- WORK TO DO: Return the records exactly as they are.

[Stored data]
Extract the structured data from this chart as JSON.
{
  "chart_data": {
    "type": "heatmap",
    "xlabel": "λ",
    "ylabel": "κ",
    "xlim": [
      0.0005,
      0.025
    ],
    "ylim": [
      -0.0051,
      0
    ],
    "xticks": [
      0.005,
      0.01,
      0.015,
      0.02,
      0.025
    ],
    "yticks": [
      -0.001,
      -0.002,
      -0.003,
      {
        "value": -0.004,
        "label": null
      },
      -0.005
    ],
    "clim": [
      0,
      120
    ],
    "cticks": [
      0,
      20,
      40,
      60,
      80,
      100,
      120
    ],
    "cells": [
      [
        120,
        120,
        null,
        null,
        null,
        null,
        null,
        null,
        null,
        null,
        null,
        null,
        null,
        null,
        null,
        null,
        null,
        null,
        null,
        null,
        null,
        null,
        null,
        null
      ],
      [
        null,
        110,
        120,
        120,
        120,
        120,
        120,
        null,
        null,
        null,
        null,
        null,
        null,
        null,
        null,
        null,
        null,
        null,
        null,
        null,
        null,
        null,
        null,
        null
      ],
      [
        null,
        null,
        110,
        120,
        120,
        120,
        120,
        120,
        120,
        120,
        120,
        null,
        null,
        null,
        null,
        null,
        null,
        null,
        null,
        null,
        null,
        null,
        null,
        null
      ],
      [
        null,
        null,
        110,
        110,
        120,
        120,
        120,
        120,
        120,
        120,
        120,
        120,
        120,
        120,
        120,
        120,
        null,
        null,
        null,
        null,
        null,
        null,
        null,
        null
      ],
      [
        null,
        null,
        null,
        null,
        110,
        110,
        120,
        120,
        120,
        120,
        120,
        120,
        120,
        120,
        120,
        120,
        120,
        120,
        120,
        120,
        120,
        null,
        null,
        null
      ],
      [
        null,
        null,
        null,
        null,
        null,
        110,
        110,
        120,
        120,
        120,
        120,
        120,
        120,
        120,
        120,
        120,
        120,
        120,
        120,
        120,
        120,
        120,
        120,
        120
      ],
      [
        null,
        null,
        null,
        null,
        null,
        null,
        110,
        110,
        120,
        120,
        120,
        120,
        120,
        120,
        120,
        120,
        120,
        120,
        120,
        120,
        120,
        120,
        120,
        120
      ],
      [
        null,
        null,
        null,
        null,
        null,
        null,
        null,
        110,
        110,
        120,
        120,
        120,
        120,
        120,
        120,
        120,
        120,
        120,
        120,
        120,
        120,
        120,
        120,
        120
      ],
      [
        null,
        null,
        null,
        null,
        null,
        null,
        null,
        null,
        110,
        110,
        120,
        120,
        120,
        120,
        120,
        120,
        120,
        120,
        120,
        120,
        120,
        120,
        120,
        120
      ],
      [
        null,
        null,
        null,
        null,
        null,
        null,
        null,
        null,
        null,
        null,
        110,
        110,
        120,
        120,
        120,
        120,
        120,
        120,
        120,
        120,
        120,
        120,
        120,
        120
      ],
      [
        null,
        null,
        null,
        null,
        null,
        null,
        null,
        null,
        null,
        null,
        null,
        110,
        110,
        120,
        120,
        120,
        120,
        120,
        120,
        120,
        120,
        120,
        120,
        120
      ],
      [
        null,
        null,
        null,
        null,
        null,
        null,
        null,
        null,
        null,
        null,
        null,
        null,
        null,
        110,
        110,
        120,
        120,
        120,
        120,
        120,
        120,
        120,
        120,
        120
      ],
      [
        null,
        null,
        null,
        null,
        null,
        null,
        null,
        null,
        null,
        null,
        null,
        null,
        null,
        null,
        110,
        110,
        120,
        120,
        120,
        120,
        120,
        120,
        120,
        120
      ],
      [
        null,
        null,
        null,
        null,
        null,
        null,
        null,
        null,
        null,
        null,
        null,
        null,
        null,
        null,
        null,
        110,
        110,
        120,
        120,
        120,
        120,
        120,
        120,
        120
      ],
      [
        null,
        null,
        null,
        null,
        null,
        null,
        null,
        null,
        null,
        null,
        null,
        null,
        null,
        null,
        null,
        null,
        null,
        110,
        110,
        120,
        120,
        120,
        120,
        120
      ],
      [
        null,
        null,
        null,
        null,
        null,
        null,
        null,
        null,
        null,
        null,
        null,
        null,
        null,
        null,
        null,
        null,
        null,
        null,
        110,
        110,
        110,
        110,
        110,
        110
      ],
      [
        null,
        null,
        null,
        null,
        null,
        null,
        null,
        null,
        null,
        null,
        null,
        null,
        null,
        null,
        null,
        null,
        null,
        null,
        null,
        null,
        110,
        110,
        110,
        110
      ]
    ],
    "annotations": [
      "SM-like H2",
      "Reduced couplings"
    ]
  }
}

- RESPONSE BELOW:
Extract the structured data from this chart as JSON.
{
  "chart_data": {
    "type": "heatmap",
    "xlabel": "λ",
    "ylabel": "κ",
    "xlim": [
      0.0005,
      0.025
    ],
    "ylim": [
      -0.0051,
      0
    ],
    "xticks": [
      0.005,
      0.01,
      0.015,
      0.02,
      0.025
    ],
    "yticks": [
      -0.001,
      -0.002,
      -0.003,
      {
        "value": -0.004,
        "label": null
      },
      -0.005
    ],
    "clim": [
      0,
      120
    ],
    "cticks": [
      0,
      20,
      40,
      60,
      80,
      100,
      120
    ],
    "cells": [
      [
        120,
        120,
        null,
        null,
        null,
        null,
        null,
        null,
        null,
        null,
        null,
        null,
        null,
        null,
        null,
        null,
        null,
        null,
        null,
        null,
        null,
        null,
        null,
        null
      ],
      [
        null,
        110,
        120,
        120,
        120,
        120,
        120,
        null,
        null,
        null,
        null,
        null,
        null,
        null,
        null,
        null,
        null,
        null,
        null,
        null,
        null,
        null,
        null,
        null
      ],
      [
        null,
        null,
        110,
        120,
        120,
        120,
        120,
        120,
        120,
        120,
        120,
        null,
        null,
        null,
        null,
        null,
        null,
        null,
        null,
        null,
        null,
        null,
        null,
        null
      ],
      [
        null,
        null,
        110,
        110,
        120,
        120,
        120,
        120,
        120,
        120,
        120,
        120,
        120,
        120,
        120,
        120,
        null,
        null,
        null,
        null,
        null,
        null,
        null,
        null
      ],
      [
        null,
        null,
        null,
        null,
        110,
        110,
        120,
        120,
        120,
        120,
        120,
        120,
        120,
        120,
        120,
        120,
        120,
        120,
        120,
        120,
        120,
        null,
        null,
        null
      ],
      [
        null,
        null,
        null,
        null,
        null,
        110,
        110,
        120,
        120,
        120,
        120,
        120,
        120,
        120,
        120,
        120,
        120,
        120,
        120,
        120,
        120,
        120,
        120,
        120
      ],
      [
        null,
        null,
        null,
        null,
        null,
        null,
        110,
        110,
        120,
        120,
        120,
        120,
        120,
        120,
        120,
        120,
        120,
        120,
        120,
        120,
        120,
        120,
        120,
        120
      ],
      [
        null,
        null,
        null,
        null,
        null,
        null,
        null,
        110,
        110,
        120,
        120,
        120,
        120,
        120,
        120,
        120,
        120,
        120,
        120,
        120,
        120,
        120,
        120,
        120
      ],
      [
        null,
        null,
        null,
        null,
        null,
        null,
        null,
        null,
        110,
        110,
        120,
        120,
        120,
        120,
        120,
        120,
        120,
        120,
        120,
        120,
        120,
        120,
        120,
        120
      ],
      [
        null,
        null,
        null,
        null,
        null,
        null,
        null,
        null,
        null,
        null,
        110,
        110,
        120,
        120,
        120,
        120,
        120,
        120,
        120,
        120,
        120,
        120,
        120,
        120
      ],
      [
        null,
        null,
        null,
        null,
        null,
        null,
        null,
        null,
        null,
        null,
        null,
        110,
        110,
        120,
        120,
        120,
        120,
        120,
        120,
        120,
        120,
        120,
        120,
        120
      ],
      [
        null,
        null,
        null,
        null,
        null,
        null,
        null,
        null,
        null,
        null,
        null,
        null,
        null,
        110,
        110,
        120,
        120,
        120,
        120,
        120,
        120,
        120,
        120,
        120
      ],
      [
        null,
        null,
        null,
        null,
        null,
        null,
        null,
        null,
        null,
        null,
        null,
        null,
        null,
        null,
        110,
        110,
        120,
        120,
        120,
        120,
        120,
        120,
        120,
        120
      ],
      [
        null,
        null,
        null,
        null,
        null,
        null,
        null,
        null,
        null,
        null,
        null,
        null,
        null,
        null,
        null,
        110,
        110,
        120,
        120,
        120,
        120,
        120,
        120,
        120
      ],
      [
        null,
        null,
        null,
        null,
        null,
        null,
        null,
        null,
        null,
        null,
        null,
        null,
        null,
        null,
        null,
        null,
        null,
        110,
        110,
        120,
        120,
        120,
        120,
        120
      ],
      [
        null,
        null,
        null,
        null,
        null,
        null,
        null,
        null,
        null,
        null,
        null,
        null,
        null,
        null,
        null,
        null,
        null,
        null,
        110,
        110,
        110,
        110,
        110,
        110
      ],
      [
        null,
        null,
        null,
        null,
        null,
        null,
        null,
        null,
        null,
        null,
        null,
        null,
        null,
        null,
        null,
        null,
        null,
        null,
        null,
        null,
        110,
        110,
        110,
        110
      ]
    ],
    "annotations": [
      "SM-like H2",
      "Reduced couplings"
    ]
  }
}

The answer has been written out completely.